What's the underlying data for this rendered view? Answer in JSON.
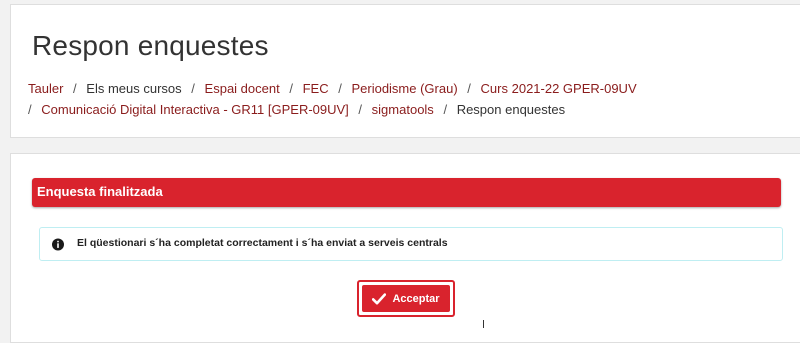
{
  "page": {
    "title": "Respon enquestes"
  },
  "breadcrumb": {
    "items": [
      {
        "label": "Tauler",
        "link": true
      },
      {
        "label": "Els meus cursos",
        "link": false
      },
      {
        "label": "Espai docent",
        "link": true
      },
      {
        "label": "FEC",
        "link": true
      },
      {
        "label": "Periodisme (Grau)",
        "link": true
      },
      {
        "label": "Curs 2021-22 GPER-09UV",
        "link": true
      },
      {
        "label": "Comunicació Digital Interactiva - GR11 [GPER-09UV]",
        "link": true
      },
      {
        "label": "sigmatools",
        "link": true
      },
      {
        "label": "Respon enquestes",
        "link": false
      }
    ],
    "separator": "/"
  },
  "banner": {
    "title": "Enquesta finalitzada",
    "color": "#d9232d"
  },
  "info": {
    "icon": "info-circle-icon",
    "message": "El qüestionari s´ha completat correctament i s´ha enviat a serveis centrals",
    "border_color": "#bfeef2"
  },
  "actions": {
    "accept_label": "Acceptar",
    "accept_icon": "check-icon",
    "accent": "#d9232d"
  },
  "colors": {
    "link": "#8a1c1c",
    "background": "#f2f2f2"
  }
}
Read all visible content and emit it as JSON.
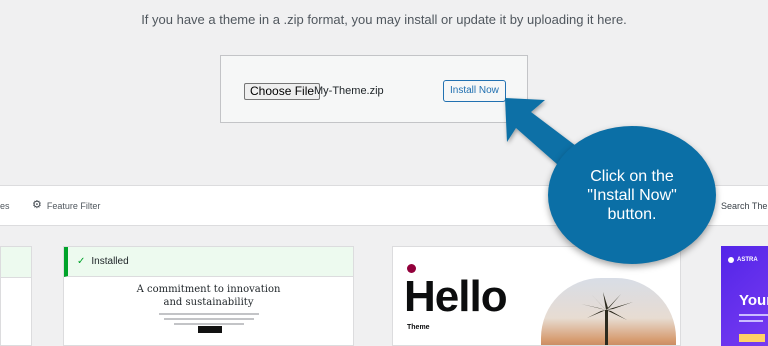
{
  "upload": {
    "hint": "If you have a theme in a .zip format, you may install or update it by uploading it here.",
    "choose_file_label": "Choose File",
    "file_name": "My-Theme.zip",
    "install_label": "Install Now"
  },
  "filters": {
    "partial_tab": "es",
    "feature_filter_label": "Feature Filter",
    "search_label": "Search The"
  },
  "themes": {
    "installed_label": "Installed",
    "card_commitment_title": "A commitment to innovation\nand sustainability",
    "hello_title": "Hello",
    "hello_subtitle": "Theme",
    "astra_brand": "ASTRA",
    "astra_heading": "Your"
  },
  "callout": {
    "text": "Click on the \"Install Now\" button.",
    "color": "#0b6fa6"
  },
  "icons": {
    "feature_filter": "gear-icon",
    "installed": "check-icon",
    "elementor": "elementor-icon"
  }
}
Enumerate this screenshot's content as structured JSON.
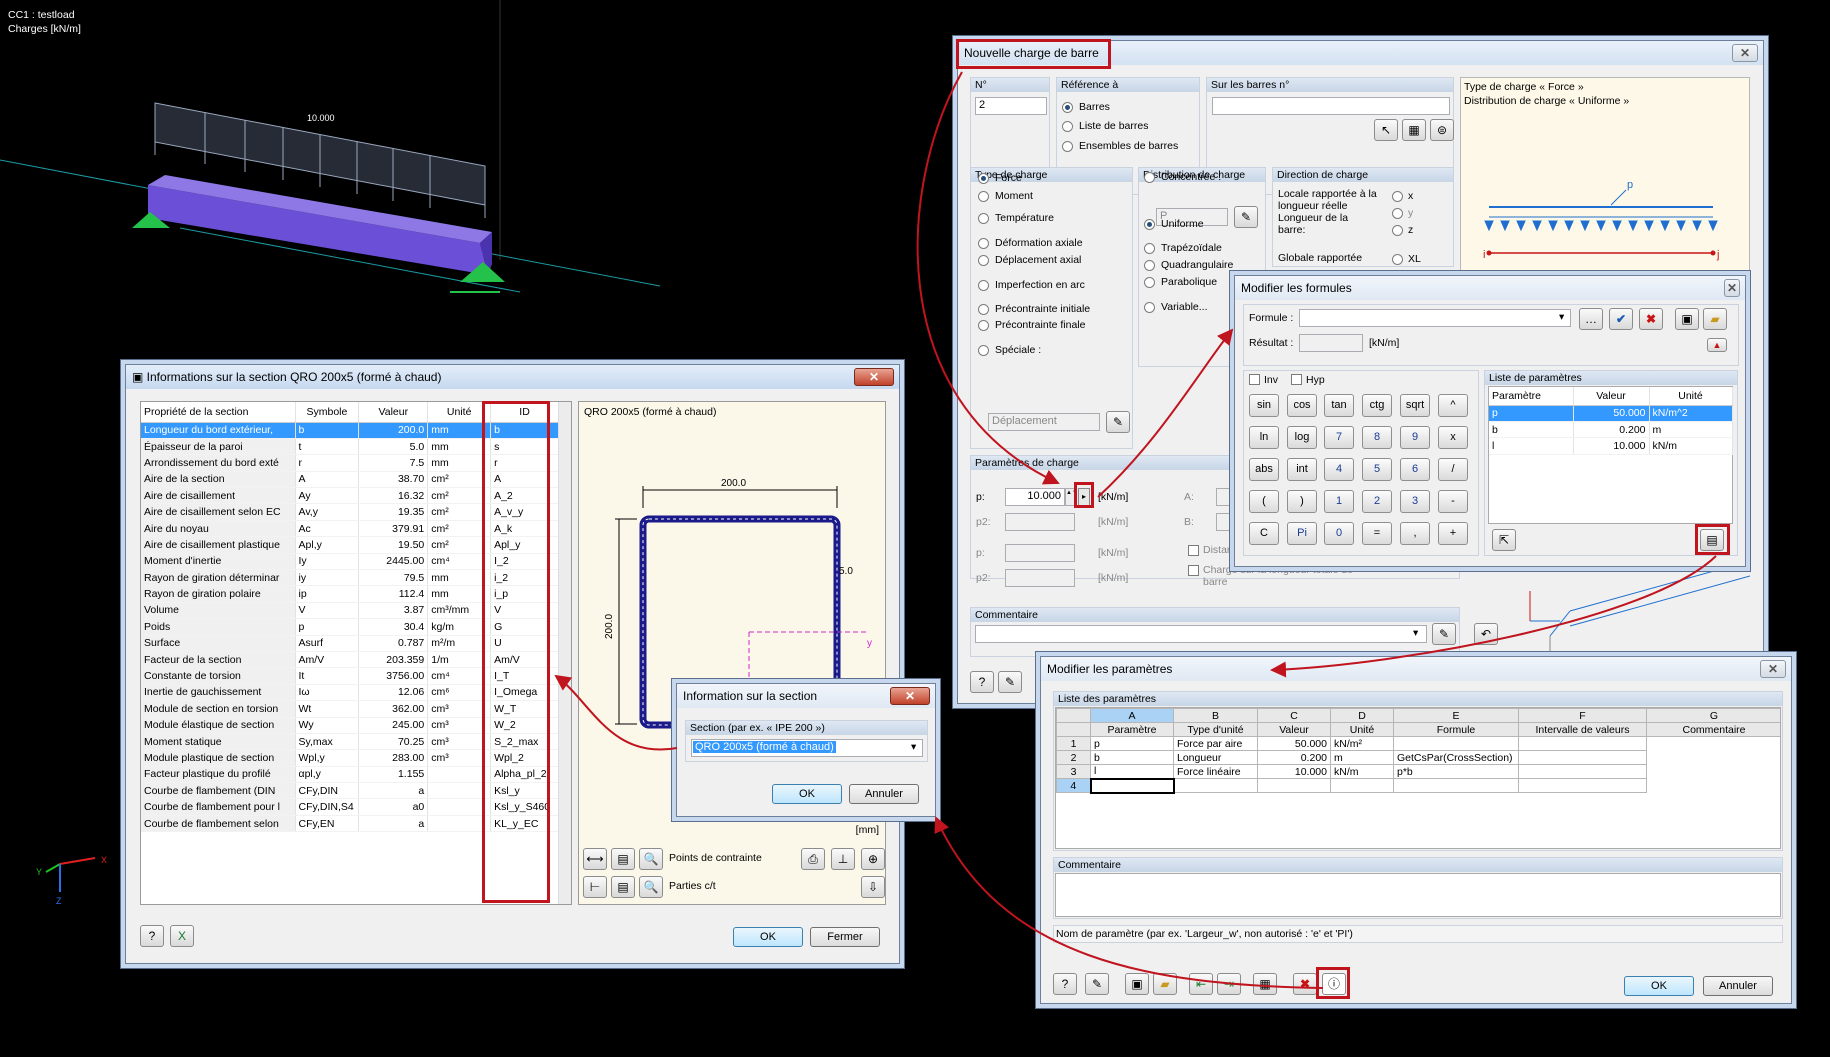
{
  "viewport": {
    "case_label": "CC1 : testload",
    "units_label": "Charges [kN/m]",
    "load_value": "10.000",
    "axis_x": "X",
    "axis_y": "Y",
    "axis_z": "Z"
  },
  "section_info": {
    "title": "Informations sur la section QRO 200x5 (formé à chaud)",
    "columns": [
      "Propriété de la section",
      "Symbole",
      "Valeur",
      "Unité",
      "ID"
    ],
    "rows": [
      [
        "Longueur du bord extérieur,",
        "b",
        "200.0",
        "mm",
        "b"
      ],
      [
        "Épaisseur de la paroi",
        "t",
        "5.0",
        "mm",
        "s"
      ],
      [
        "Arrondissement du bord exté",
        "r",
        "7.5",
        "mm",
        "r"
      ],
      [
        "Aire de la section",
        "A",
        "38.70",
        "cm²",
        "A"
      ],
      [
        "Aire de cisaillement",
        "Ay",
        "16.32",
        "cm²",
        "A_2"
      ],
      [
        "Aire de cisaillement selon EC",
        "Av,y",
        "19.35",
        "cm²",
        "A_v_y"
      ],
      [
        "Aire du noyau",
        "Ac",
        "379.91",
        "cm²",
        "A_k"
      ],
      [
        "Aire de cisaillement plastique",
        "Apl,y",
        "19.50",
        "cm²",
        "Apl_y"
      ],
      [
        "Moment d'inertie",
        "Iy",
        "2445.00",
        "cm⁴",
        "I_2"
      ],
      [
        "Rayon de giration déterminar",
        "iy",
        "79.5",
        "mm",
        "i_2"
      ],
      [
        "Rayon de giration polaire",
        "ip",
        "112.4",
        "mm",
        "i_p"
      ],
      [
        "Volume",
        "V",
        "3.87",
        "cm³/mm",
        "V"
      ],
      [
        "Poids",
        "p",
        "30.4",
        "kg/m",
        "G"
      ],
      [
        "Surface",
        "Asurf",
        "0.787",
        "m²/m",
        "U"
      ],
      [
        "Facteur de la section",
        "Am/V",
        "203.359",
        "1/m",
        "Am/V"
      ],
      [
        "Constante de torsion",
        "It",
        "3756.00",
        "cm⁴",
        "I_T"
      ],
      [
        "Inertie de gauchissement",
        "Iω",
        "12.06",
        "cm⁶",
        "I_Omega"
      ],
      [
        "Module de section en torsion",
        "Wt",
        "362.00",
        "cm³",
        "W_T"
      ],
      [
        "Module élastique de section",
        "Wy",
        "245.00",
        "cm³",
        "W_2"
      ],
      [
        "Moment statique",
        "Sy,max",
        "70.25",
        "cm³",
        "S_2_max"
      ],
      [
        "Module plastique de section",
        "Wpl,y",
        "283.00",
        "cm³",
        "Wpl_2"
      ],
      [
        "Facteur plastique du profilé",
        "αpl,y",
        "1.155",
        "",
        "Alpha_pl_2"
      ],
      [
        "Courbe de flambement (DIN",
        "CFy,DIN",
        "a",
        "",
        "Ksl_y"
      ],
      [
        "Courbe de flambement pour l",
        "CFy,DIN,S4",
        "a0",
        "",
        "Ksl_y_S460"
      ],
      [
        "Courbe de flambement selon",
        "CFy,EN",
        "a",
        "",
        "KL_y_EC"
      ]
    ],
    "drawing_title": "QRO 200x5 (formé à chaud)",
    "dim_width": "200.0",
    "dim_height": "200.0",
    "dim_thick": "5.0",
    "axis_y": "y",
    "unit": "[mm]",
    "stress_points": "Points de contrainte",
    "parts": "Parties c/t",
    "ok": "OK",
    "close": "Fermer"
  },
  "load_dialog": {
    "title": "Nouvelle charge de barre",
    "n_label": "N°",
    "n_value": "2",
    "ref_label": "Référence à",
    "ref_options": [
      "Barres",
      "Liste de barres",
      "Ensembles de barres"
    ],
    "on_bars_label": "Sur les barres n°",
    "type_label": "Type de charge",
    "types": [
      "Force",
      "Moment",
      "Température",
      "Déformation axiale",
      "Déplacement axial",
      "Imperfection en arc",
      "Précontrainte initiale",
      "Précontrainte finale",
      "Spéciale :"
    ],
    "special_value": "Déplacement",
    "distrib_label": "Distribution de charge",
    "distribs": [
      "Concentrée :",
      "Uniforme",
      "Trapézoïdale",
      "Quadrangulaire",
      "Parabolique",
      "Variable..."
    ],
    "concentrated_value": "P",
    "direction_label": "Direction de charge",
    "direction_local": "Locale rapportée à la longueur réelle Longueur de la barre:",
    "direction_global": "Globale rapportée",
    "dir_options": [
      "x",
      "y",
      "z",
      "XL"
    ],
    "info_line1": "Type de charge « Force »",
    "info_line2": "Distribution de charge « Uniforme »",
    "diagram_p": "p",
    "diagram_i": "i",
    "diagram_j": "j",
    "params_label": "Paramètres de charge",
    "p_label": "p:",
    "p_value": "10.000",
    "p_unit": "[kN/m]",
    "p2_label": "p2:",
    "p2_unit": "[kN/m]",
    "a_label": "A:",
    "b_label": "B:",
    "distance_label": "Distan",
    "charge_total": "Charge sur la longueur totale de barre",
    "comment_label": "Commentaire"
  },
  "formula_dialog": {
    "title": "Modifier les formules",
    "formula_label": "Formule :",
    "result_label": "Résultat :",
    "result_unit": "[kN/m]",
    "inv": "Inv",
    "hyp": "Hyp",
    "keys": [
      [
        "sin",
        "cos",
        "tan",
        "ctg",
        "sqrt",
        "^"
      ],
      [
        "ln",
        "log",
        "7",
        "8",
        "9",
        "x"
      ],
      [
        "abs",
        "int",
        "4",
        "5",
        "6",
        "/"
      ],
      [
        "(",
        ")",
        "1",
        "2",
        "3",
        "-"
      ],
      [
        "C",
        "Pi",
        "0",
        "=",
        ",",
        "+"
      ]
    ],
    "params_label": "Liste de paramètres",
    "param_cols": [
      "Paramètre",
      "Valeur",
      "Unité"
    ],
    "params": [
      [
        "p",
        "50.000",
        "kN/m^2"
      ],
      [
        "b",
        "0.200",
        "m"
      ],
      [
        "l",
        "10.000",
        "kN/m"
      ]
    ]
  },
  "edit_params": {
    "title": "Modifier les paramètres",
    "list_label": "Liste des paramètres",
    "letters": [
      "A",
      "B",
      "C",
      "D",
      "E",
      "F",
      "G"
    ],
    "cols": [
      "Paramètre",
      "Type d'unité",
      "Valeur",
      "Unité",
      "Formule",
      "Intervalle de valeurs",
      "Commentaire"
    ],
    "rows": [
      [
        "1",
        "p",
        "Force par aire",
        "50.000",
        "kN/m²",
        "",
        ""
      ],
      [
        "2",
        "b",
        "Longueur",
        "0.200",
        "m",
        "GetCsPar(CrossSection)",
        ""
      ],
      [
        "3",
        "l",
        "Force linéaire",
        "10.000",
        "kN/m",
        "p*b",
        ""
      ],
      [
        "4",
        "",
        "",
        "",
        "",
        "",
        ""
      ]
    ],
    "comment_label": "Commentaire",
    "hint": "Nom de paramètre (par ex. 'Largeur_w', non autorisé : 'e' et 'PI')",
    "ok": "OK",
    "cancel": "Annuler"
  },
  "section_popup": {
    "title": "Information sur la section",
    "group_label": "Section (par ex. « IPE 200 »)",
    "value": "QRO 200x5 (formé à chaud)",
    "ok": "OK",
    "cancel": "Annuler"
  },
  "colors": {
    "highlight": "#c0141e",
    "selection": "#3399ff",
    "title_gradient": "#c6d8ef"
  }
}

= = = =

**Request:**
Check each line above for the string "Force", then copy the ones that have it.

**Output below:**
      "Force",
    "info_line1": "Type de charge « Force »",
        "Force par aire",
        "Force linéaire",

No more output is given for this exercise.